Saved entries:
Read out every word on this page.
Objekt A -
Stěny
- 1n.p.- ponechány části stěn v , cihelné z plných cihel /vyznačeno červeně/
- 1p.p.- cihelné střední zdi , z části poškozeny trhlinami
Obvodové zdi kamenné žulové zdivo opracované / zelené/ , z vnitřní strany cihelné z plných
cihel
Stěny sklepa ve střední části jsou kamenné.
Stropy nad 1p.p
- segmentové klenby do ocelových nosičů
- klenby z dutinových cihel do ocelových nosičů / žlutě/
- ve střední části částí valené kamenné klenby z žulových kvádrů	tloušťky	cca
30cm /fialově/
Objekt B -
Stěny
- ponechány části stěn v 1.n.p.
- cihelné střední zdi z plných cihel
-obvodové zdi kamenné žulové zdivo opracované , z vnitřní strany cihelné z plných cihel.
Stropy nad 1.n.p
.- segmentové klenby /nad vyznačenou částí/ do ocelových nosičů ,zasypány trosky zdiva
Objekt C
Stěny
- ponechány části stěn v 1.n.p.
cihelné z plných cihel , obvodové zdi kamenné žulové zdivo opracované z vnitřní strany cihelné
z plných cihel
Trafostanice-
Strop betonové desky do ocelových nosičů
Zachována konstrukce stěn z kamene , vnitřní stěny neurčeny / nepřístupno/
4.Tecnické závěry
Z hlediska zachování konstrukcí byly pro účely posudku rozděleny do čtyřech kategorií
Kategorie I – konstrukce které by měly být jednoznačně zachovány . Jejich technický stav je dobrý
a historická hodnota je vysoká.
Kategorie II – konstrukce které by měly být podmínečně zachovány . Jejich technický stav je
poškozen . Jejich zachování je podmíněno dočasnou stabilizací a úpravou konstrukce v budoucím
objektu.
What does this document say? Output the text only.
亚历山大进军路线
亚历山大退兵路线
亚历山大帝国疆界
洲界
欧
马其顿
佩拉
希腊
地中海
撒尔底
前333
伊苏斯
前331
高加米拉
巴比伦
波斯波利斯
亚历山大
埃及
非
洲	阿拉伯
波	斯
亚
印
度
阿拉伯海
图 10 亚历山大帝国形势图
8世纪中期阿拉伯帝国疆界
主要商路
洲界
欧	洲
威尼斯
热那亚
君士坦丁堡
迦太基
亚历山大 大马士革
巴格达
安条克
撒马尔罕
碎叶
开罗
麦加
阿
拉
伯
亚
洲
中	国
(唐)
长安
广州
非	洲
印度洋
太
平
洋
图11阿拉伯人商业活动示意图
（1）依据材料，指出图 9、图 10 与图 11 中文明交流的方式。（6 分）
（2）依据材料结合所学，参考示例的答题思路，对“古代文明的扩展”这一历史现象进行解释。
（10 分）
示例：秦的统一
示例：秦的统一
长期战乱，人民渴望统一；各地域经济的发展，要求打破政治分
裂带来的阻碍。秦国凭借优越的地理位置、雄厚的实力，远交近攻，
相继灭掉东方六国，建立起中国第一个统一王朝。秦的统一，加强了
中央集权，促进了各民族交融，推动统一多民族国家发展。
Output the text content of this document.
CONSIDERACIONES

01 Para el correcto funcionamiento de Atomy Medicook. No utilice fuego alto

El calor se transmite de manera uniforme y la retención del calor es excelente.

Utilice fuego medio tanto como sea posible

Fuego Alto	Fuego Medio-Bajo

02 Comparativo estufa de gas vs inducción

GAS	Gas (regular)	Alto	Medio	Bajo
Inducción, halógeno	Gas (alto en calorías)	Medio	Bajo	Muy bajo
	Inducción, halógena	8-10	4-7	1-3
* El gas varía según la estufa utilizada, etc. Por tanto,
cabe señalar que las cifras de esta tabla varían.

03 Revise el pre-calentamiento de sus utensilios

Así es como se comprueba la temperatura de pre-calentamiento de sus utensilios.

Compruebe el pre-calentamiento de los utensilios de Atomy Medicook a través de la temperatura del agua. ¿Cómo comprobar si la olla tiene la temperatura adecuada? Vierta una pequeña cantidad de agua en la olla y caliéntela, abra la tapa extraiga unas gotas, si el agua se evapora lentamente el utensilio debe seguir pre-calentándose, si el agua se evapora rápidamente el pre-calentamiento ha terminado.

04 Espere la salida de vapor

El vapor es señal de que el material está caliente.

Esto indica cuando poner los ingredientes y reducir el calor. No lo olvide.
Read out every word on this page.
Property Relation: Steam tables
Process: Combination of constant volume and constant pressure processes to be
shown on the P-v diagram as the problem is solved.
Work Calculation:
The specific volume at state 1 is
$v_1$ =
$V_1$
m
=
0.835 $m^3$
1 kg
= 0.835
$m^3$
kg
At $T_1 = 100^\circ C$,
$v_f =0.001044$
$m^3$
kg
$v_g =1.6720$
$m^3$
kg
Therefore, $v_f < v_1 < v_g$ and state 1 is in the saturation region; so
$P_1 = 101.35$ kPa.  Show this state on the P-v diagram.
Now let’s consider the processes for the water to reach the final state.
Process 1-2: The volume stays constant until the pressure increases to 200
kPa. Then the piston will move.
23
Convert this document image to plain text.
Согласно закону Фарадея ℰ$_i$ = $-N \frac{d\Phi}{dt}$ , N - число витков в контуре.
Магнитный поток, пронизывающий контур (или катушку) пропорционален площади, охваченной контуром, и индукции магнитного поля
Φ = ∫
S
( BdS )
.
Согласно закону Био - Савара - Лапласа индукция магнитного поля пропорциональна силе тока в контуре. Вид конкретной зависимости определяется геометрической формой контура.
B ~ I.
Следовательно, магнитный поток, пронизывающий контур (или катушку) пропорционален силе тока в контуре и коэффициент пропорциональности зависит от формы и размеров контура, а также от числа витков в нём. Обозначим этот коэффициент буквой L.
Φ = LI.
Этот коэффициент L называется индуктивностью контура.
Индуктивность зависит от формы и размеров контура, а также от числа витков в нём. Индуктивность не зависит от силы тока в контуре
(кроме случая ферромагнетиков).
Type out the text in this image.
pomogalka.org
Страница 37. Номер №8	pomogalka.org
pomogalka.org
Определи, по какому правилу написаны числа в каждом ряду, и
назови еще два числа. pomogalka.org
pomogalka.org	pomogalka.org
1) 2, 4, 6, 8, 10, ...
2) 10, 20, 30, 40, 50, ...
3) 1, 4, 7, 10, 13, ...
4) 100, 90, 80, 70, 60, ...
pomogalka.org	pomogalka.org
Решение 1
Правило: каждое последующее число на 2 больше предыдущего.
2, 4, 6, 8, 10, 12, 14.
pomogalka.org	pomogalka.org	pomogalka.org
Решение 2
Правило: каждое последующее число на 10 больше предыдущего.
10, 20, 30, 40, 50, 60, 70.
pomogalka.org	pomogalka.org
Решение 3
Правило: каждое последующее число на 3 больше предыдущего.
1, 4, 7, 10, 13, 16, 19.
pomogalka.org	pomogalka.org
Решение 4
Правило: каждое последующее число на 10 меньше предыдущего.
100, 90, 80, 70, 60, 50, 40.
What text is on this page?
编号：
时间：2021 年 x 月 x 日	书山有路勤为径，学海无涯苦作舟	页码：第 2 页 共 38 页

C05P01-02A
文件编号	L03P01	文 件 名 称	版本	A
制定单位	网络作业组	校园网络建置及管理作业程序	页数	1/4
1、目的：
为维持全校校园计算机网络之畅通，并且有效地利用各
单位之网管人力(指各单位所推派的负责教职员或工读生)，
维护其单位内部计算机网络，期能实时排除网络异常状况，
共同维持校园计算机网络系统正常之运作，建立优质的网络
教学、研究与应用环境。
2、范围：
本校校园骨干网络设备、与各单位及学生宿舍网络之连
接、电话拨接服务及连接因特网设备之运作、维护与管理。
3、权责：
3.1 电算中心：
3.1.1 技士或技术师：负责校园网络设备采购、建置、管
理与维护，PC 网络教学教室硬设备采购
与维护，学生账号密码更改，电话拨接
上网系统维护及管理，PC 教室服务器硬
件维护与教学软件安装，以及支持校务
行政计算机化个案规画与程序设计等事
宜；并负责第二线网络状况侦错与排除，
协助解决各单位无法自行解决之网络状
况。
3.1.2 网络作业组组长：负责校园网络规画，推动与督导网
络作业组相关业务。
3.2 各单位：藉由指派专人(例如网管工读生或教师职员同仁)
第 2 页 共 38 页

» Aim of the task: Show the lines from the data above that contain the string "Output".

» Task result:
What does this document say? Output the text only.
Output the text content of this document.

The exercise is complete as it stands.